• _What is being asked_: Copy out every entry below line for line, with nothing changed. Leave out the pictures.
* START *
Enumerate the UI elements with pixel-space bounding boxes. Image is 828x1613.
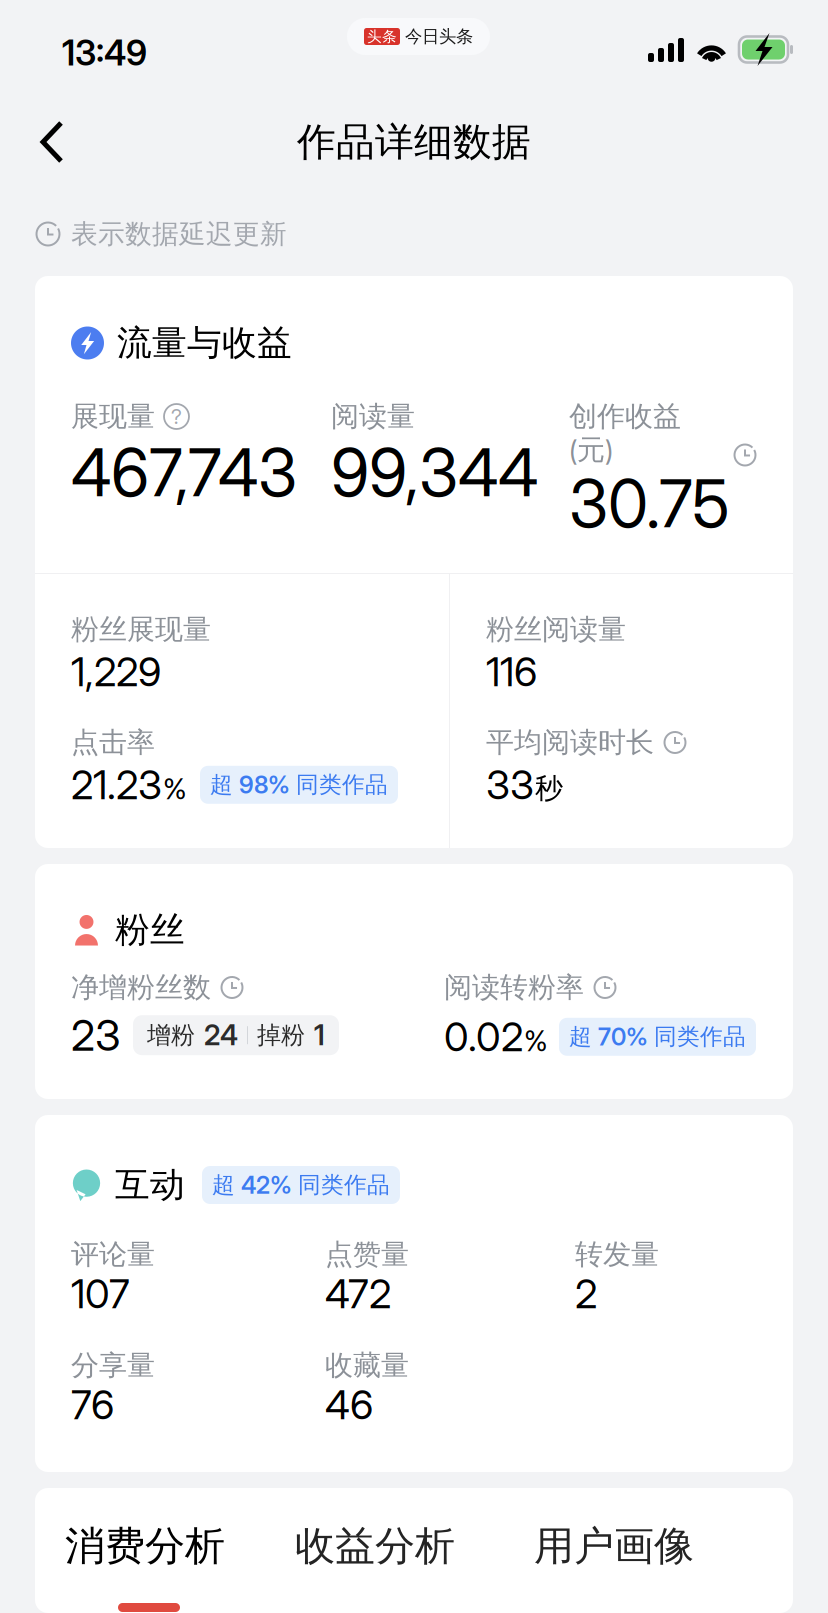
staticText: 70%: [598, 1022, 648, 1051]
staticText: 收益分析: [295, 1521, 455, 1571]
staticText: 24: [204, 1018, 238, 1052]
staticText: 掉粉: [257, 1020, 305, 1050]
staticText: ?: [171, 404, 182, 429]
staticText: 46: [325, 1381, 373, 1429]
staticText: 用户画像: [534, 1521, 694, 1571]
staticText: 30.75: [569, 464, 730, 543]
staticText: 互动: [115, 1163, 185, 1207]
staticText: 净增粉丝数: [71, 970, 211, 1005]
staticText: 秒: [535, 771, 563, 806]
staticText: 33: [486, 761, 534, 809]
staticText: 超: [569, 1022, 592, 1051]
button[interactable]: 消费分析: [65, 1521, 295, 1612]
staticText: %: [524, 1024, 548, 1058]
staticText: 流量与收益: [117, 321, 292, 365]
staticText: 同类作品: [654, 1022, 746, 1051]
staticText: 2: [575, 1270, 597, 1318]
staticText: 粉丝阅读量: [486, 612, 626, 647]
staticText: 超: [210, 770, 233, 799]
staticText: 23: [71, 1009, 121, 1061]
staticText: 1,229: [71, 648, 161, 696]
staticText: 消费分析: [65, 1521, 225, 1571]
* END *
• _Exercise answer_:
Enumerate the UI elements with pixel-space bounding boxes. Image is 828x1613.
staticText: 70%: [598, 1022, 648, 1051]
staticText: 收益分析: [295, 1521, 455, 1571]
staticText: 24: [204, 1018, 238, 1052]
staticText: 掉粉: [257, 1020, 305, 1050]
staticText: ?: [171, 404, 182, 429]
staticText: 46: [325, 1381, 373, 1429]
staticText: 用户画像: [534, 1521, 694, 1571]
staticText: 30.75: [569, 464, 730, 543]
staticText: 互动: [115, 1163, 185, 1207]
staticText: 净增粉丝数: [71, 970, 211, 1005]
staticText: 秒: [535, 771, 563, 806]
staticText: 33: [486, 761, 534, 809]
staticText: 超: [569, 1022, 592, 1051]
button[interactable]: 消费分析: [65, 1521, 295, 1612]
staticText: %: [524, 1024, 548, 1058]
staticText: 流量与收益: [117, 321, 292, 365]
staticText: 同类作品: [654, 1022, 746, 1051]
staticText: 2: [575, 1270, 597, 1318]
staticText: 粉丝阅读量: [486, 612, 626, 647]
staticText: 超: [210, 770, 233, 799]
staticText: 23: [71, 1009, 121, 1061]
staticText: 1,229: [71, 648, 161, 696]
staticText: 消费分析: [65, 1521, 225, 1571]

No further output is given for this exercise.